** START **
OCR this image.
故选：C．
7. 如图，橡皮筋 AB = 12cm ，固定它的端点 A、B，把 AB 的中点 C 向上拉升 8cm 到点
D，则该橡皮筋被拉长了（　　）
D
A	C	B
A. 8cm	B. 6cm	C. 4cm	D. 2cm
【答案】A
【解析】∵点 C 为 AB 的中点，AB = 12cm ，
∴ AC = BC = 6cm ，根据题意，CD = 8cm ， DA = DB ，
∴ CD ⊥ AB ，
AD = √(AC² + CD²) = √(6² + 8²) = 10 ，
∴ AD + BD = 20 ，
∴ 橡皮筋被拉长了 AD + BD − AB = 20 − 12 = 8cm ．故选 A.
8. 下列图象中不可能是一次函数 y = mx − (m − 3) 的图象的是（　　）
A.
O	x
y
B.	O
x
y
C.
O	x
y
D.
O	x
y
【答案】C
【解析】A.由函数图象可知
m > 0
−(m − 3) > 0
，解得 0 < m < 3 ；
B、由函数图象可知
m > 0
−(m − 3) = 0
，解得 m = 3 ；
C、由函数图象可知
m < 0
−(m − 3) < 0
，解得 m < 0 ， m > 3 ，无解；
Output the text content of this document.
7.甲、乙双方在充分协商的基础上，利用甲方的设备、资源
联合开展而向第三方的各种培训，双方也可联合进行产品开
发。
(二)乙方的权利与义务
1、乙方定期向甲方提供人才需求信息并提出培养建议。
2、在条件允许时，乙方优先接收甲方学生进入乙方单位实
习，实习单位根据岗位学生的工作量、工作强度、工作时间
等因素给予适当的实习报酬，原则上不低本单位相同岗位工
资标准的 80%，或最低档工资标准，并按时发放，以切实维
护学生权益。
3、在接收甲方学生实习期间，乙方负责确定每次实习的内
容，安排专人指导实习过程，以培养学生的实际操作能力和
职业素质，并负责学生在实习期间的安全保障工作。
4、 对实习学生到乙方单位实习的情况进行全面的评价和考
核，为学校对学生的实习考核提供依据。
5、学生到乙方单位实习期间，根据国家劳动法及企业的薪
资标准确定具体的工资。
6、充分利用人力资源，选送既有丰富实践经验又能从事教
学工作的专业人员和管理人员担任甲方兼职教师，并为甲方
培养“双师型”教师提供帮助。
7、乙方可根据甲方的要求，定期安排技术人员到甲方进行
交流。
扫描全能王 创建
** END **
### REQUIRED WORK
Look through the listing above. Pick out each line with "this" and copy it.

### WRITTEN ANSWER
OCR this image.
Output the text content of this document.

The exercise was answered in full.